TASKS TO CARRY OUT:
[1] In the golf cart thread, what is the asking price for the 2004 EZ Go?
[2] Using the golf cart thread, explain why the older 2004 cart appeals to the poster.
[3] Pick up the golf cart thread after its final line and write the post that follows.

# Golf Carts



## AUbruterider (Feb 9, 2009)

Any golf cart guys/gals in here?! I'm looking to buy one and just want some info from others. I'm looking 2 different ones right now both are gas - 1 is an 06 ez go - green - standard set up for $3k and the other one is an 04 ez go with 615 hours white with a spindle lift and some bigger tires and a small bed on the back for $3350. Both run real good and impressed me but I didnt get to ride the green 06 much but the sales man that has the 04 with big tires took me up a hill that really impressed me. The green 06 looks to be in a little better shape (now dont get me wrong they both are nice) and I'd really like to do everything to it myself but for another 350 i can get the tires and lift already but its a 2 yr older cart. 
Any suggestions from anyone?


----------



## phreebsd (Dec 16, 2004)

DATA SEGMENT:
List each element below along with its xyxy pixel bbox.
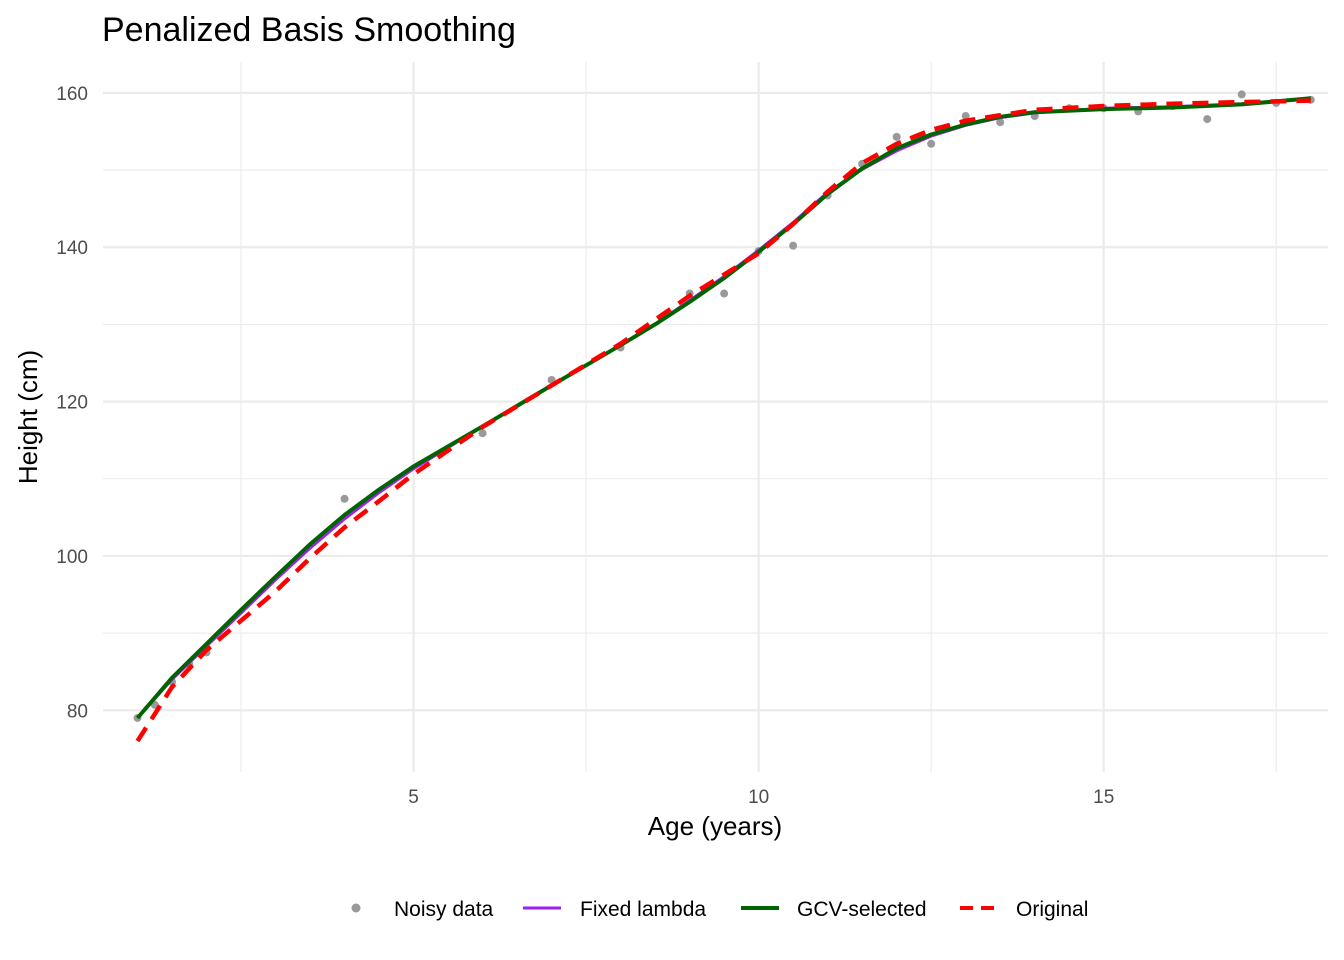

EXPECTED OUTPUTS:
[1] $3,350.

[2] For only $350 more than the 2006 cart, it already has a spindle lift and bigger tires. The salesman also took the poster up a hill in it, and that ride was impressive.

[3]
My paw converted over an electric cart to gas using the engine out of a suzuki LT230
Thats all the experience we got
Get the one already lifted 
You know you are going to lift it regardless haha


----------



## AUbruterider (Feb 9, 2009)

yea thats true - i really wanted the jakes long travel lift but i hate to spend 3k then have to turn around and buy lift/wheels/tires - but with the one already lifted - all i'll have to do is Carterize it!! haha! Carter's my last name. Once I'm done with something I always put "Carter Edition" stickers on it!


----------



## IBBruin (Feb 10, 2009)

Is this a two stroke? If so does it have the oil pump that's mounted to the outside of the engine right in front of the flywheel? And if all that's true, you need to disconnect that pump and pre-mix your gas. The place I used to work ended up putting three engines in theirs because of the chicken **** design of the pump. The last time I put an engine in it, I took the pump off and told them to use nothing but pre-mix.


----------



## AUbruterider (Feb 9, 2009)

no these are four stroke 295cc motors.


----------



## AUbruterider (Feb 9, 2009)

come to find out the 04 is actually an 02...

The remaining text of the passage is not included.